WRITTEN TASK:
Quote every entry word for word.

Dataset items:
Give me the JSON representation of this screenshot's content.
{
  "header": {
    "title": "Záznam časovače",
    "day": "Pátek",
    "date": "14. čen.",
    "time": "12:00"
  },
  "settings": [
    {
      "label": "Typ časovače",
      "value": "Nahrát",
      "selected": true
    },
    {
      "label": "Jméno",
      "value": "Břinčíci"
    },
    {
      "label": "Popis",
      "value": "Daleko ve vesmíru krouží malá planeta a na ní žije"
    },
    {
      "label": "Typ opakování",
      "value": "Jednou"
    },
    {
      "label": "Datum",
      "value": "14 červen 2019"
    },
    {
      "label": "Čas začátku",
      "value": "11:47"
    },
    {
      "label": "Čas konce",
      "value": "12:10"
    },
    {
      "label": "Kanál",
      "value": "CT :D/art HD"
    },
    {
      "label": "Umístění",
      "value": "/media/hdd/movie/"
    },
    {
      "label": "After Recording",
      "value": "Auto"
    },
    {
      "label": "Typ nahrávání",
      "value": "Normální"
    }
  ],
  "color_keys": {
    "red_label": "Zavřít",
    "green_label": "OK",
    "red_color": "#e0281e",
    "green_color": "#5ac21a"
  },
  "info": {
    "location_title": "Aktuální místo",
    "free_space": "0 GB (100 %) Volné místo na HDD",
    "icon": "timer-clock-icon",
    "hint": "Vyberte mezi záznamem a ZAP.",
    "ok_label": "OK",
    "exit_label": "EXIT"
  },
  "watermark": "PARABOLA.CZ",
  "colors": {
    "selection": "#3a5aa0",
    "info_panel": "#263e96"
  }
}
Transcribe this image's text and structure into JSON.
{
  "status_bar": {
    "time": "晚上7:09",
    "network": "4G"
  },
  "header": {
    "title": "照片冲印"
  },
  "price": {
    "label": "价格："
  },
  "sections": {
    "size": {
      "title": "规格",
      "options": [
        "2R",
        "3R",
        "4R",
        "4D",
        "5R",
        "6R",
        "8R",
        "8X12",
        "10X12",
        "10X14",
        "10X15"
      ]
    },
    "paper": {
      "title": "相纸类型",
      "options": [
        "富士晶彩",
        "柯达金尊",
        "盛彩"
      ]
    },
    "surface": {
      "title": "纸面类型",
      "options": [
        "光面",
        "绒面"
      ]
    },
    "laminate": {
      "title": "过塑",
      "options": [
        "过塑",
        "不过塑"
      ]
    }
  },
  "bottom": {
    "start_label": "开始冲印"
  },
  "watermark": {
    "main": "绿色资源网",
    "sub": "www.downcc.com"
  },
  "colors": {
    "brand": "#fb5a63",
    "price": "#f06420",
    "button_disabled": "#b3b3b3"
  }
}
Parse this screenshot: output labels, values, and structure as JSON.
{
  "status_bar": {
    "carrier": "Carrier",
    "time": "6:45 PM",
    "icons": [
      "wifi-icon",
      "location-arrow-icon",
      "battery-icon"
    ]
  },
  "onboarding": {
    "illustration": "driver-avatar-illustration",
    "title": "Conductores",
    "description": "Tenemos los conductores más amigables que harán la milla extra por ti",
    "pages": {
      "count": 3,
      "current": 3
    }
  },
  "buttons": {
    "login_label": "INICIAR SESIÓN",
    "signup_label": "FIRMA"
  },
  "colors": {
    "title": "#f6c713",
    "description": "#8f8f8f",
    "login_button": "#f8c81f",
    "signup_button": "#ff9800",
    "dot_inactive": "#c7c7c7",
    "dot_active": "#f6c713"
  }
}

RESPONSE TO THIS TASK:
Give me the JSON representation of this screenshot's content.
{
  "header": {
    "title": "Záznam časovače",
    "day": "Pátek",
    "date": "14. čen.",
    "time": "12:00"
  },
  "settings": [
    {
      "label": "Typ časovače",
      "value": "Nahrát",
      "selected": true
    },
    {
      "label": "Jméno",
      "value": "Břinčíci"
    },
    {
      "label": "Popis",
      "value": "Daleko ve vesmíru krouží malá planeta a na ní žije"
    },
    {
      "label": "Typ opakování",
      "value": "Jednou"
    },
    {
      "label": "Datum",
      "value": "14 červen 2019"
    },
    {
      "label": "Čas začátku",
      "value": "11:47"
    },
    {
      "label": "Čas konce",
      "value": "12:10"
    },
    {
      "label": "Kanál",
      "value": "CT :D/art HD"
    },
    {
      "label": "Umístění",
      "value": "/media/hdd/movie/"
    },
    {
      "label": "After Recording",
      "value": "Auto"
    },
    {
      "label": "Typ nahrávání",
      "value": "Normální"
    }
  ],
  "color_keys": {
    "red_label": "Zavřít",
    "green_label": "OK",
    "red_color": "#e0281e",
    "green_color": "#5ac21a"
  },
  "info": {
    "location_title": "Aktuální místo",
    "free_space": "0 GB (100 %) Volné místo na HDD",
    "icon": "timer-clock-icon",
    "hint": "Vyberte mezi záznamem a ZAP.",
    "ok_label": "OK",
    "exit_label": "EXIT"
  },
  "watermark": "PARABOLA.CZ",
  "colors": {
    "selection": "#3a5aa0",
    "info_panel": "#263e96"
  }
}
Transcribe this image's text and structure into JSON.
{
  "status_bar": {
    "time": "晚上7:09",
    "network": "4G"
  },
  "header": {
    "title": "照片冲印"
  },
  "price": {
    "label": "价格："
  },
  "sections": {
    "size": {
      "title": "规格",
      "options": [
        "2R",
        "3R",
        "4R",
        "4D",
        "5R",
        "6R",
        "8R",
        "8X12",
        "10X12",
        "10X14",
        "10X15"
      ]
    },
    "paper": {
      "title": "相纸类型",
      "options": [
        "富士晶彩",
        "柯达金尊",
        "盛彩"
      ]
    },
    "surface": {
      "title": "纸面类型",
      "options": [
        "光面",
        "绒面"
      ]
    },
    "laminate": {
      "title": "过塑",
      "options": [
        "过塑",
        "不过塑"
      ]
    }
  },
  "bottom": {
    "start_label": "开始冲印"
  },
  "watermark": {
    "main": "绿色资源网",
    "sub": "www.downcc.com"
  },
  "colors": {
    "brand": "#fb5a63",
    "price": "#f06420",
    "button_disabled": "#b3b3b3"
  }
}
Parse this screenshot: output labels, values, and structure as JSON.
{
  "status_bar": {
    "carrier": "Carrier",
    "time": "6:45 PM",
    "icons": [
      "wifi-icon",
      "location-arrow-icon",
      "battery-icon"
    ]
  },
  "onboarding": {
    "illustration": "driver-avatar-illustration",
    "title": "Conductores",
    "description": "Tenemos los conductores más amigables que harán la milla extra por ti",
    "pages": {
      "count": 3,
      "current": 3
    }
  },
  "buttons": {
    "login_label": "INICIAR SESIÓN",
    "signup_label": "FIRMA"
  },
  "colors": {
    "title": "#f6c713",
    "description": "#8f8f8f",
    "login_button": "#f8c81f",
    "signup_button": "#ff9800",
    "dot_inactive": "#c7c7c7",
    "dot_active": "#f6c713"
  }
}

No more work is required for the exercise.